• GIVEN PROBLEM
Can you rewrite every row below as a JSON list of strings, one string per row and no blank lines?

• DATA

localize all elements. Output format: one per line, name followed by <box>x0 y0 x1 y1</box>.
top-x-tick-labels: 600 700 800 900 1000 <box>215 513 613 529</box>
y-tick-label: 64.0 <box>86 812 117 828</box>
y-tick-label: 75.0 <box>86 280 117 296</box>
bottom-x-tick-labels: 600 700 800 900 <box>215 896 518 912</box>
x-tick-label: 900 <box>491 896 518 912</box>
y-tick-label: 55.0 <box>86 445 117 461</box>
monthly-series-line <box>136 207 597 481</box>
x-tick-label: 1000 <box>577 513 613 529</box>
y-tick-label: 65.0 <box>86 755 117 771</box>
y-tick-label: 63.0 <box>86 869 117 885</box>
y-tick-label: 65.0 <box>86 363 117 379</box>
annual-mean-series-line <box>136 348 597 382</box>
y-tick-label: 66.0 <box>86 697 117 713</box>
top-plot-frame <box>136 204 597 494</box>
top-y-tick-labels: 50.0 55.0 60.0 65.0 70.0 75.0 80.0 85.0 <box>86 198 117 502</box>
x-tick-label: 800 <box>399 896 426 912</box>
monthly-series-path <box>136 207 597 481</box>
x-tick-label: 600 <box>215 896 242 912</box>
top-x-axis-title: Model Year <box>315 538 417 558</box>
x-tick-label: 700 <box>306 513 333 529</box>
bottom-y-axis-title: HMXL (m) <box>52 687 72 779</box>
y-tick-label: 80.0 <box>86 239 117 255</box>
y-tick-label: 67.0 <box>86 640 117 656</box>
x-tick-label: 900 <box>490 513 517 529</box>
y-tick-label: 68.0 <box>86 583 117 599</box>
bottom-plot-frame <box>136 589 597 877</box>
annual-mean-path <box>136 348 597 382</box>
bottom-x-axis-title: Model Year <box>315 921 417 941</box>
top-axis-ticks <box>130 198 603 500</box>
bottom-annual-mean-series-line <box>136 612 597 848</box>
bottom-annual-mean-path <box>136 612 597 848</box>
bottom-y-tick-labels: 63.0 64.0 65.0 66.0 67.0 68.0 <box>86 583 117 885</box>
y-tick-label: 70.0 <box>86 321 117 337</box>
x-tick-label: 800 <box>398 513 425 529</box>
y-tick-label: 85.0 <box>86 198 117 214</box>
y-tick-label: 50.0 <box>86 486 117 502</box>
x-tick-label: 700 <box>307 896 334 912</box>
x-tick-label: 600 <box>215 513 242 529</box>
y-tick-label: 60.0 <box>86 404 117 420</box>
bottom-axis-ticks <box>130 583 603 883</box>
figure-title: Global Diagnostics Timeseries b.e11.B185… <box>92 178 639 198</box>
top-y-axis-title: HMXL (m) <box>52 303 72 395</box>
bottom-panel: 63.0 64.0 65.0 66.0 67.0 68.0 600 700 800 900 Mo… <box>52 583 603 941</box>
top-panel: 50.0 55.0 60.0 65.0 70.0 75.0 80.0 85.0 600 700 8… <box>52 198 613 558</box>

• OUTPUT FOR THIS EXERCISE
[
  "localize all elements. Output format: one per line, name followed by <box>x0 y0 x1 y1</box>.",
  "top-x-tick-labels: 600 700 800 900 1000 <box>215 513 613 529</box>",
  "y-tick-label: 64.0 <box>86 812 117 828</box>",
  "y-tick-label: 75.0 <box>86 280 117 296</box>",
  "bottom-x-tick-labels: 600 700 800 900 <box>215 896 518 912</box>",
  "x-tick-label: 900 <box>491 896 518 912</box>",
  "y-tick-label: 55.0 <box>86 445 117 461</box>",
  "monthly-series-line <box>136 207 597 481</box>",
  "x-tick-label: 1000 <box>577 513 613 529</box>",
  "y-tick-label: 65.0 <box>86 755 117 771</box>",
  "y-tick-label: 63.0 <box>86 869 117 885</box>",
  "y-tick-label: 65.0 <box>86 363 117 379</box>",
  "annual-mean-series-line <box>136 348 597 382</box>",
  "y-tick-label: 66.0 <box>86 697 117 713</box>",
  "top-plot-frame <box>136 204 597 494</box>",
  "top-y-tick-labels: 50.0 55.0 60.0 65.0 70.0 75.0 80.0 85.0 <box>86 198 117 502</box>",
  "x-tick-label: 800 <box>399 896 426 912</box>",
  "monthly-series-path <box>136 207 597 481</box>",
  "x-tick-label: 600 <box>215 896 242 912</box>",
  "top-x-axis-title: Model Year <box>315 538 417 558</box>",
  "x-tick-label: 700 <box>306 513 333 529</box>",
  "bottom-y-axis-title: HMXL (m) <box>52 687 72 779</box>",
  "y-tick-label: 80.0 <box>86 239 117 255</box>",
  "y-tick-label: 67.0 <box>86 640 117 656</box>",
  "x-tick-label: 900 <box>490 513 517 529</box>",
  "y-tick-label: 68.0 <box>86 583 117 599</box>",
  "bottom-plot-frame <box>136 589 597 877</box>",
  "annual-mean-path <box>136 348 597 382</box>",
  "bottom-x-axis-title: Model Year <box>315 921 417 941</box>",
  "top-axis-ticks <box>130 198 603 500</box>",
  "bottom-annual-mean-series-line <box>136 612 597 848</box>",
  "bottom-annual-mean-path <box>136 612 597 848</box>",
  "bottom-y-tick-labels: 63.0 64.0 65.0 66.0 67.0 68.0 <box>86 583 117 885</box>",
  "y-tick-label: 70.0 <box>86 321 117 337</box>",
  "x-tick-label: 800 <box>398 513 425 529</box>",
  "y-tick-label: 85.0 <box>86 198 117 214</box>",
  "y-tick-label: 50.0 <box>86 486 117 502</box>",
  "x-tick-label: 700 <box>307 896 334 912</box>",
  "x-tick-label: 600 <box>215 513 242 529</box>",
  "y-tick-label: 60.0 <box>86 404 117 420</box>",
  "bottom-axis-ticks <box>130 583 603 883</box>",
  "figure-title: Global Diagnostics Timeseries b.e11.B185… <box>92 178 639 198</box>",
  "top-y-axis-title: HMXL (m) <box>52 303 72 395</box>",
  "bottom-panel: 63.0 64.0 65.0 66.0 67.0 68.0 600 700 800 900 Mo… <box>52 583 603 941</box>",
  "top-panel: 50.0 55.0 60.0 65.0 70.0 75.0 80.0 85.0 600 700 8… <box>52 198 613 558</box>"
]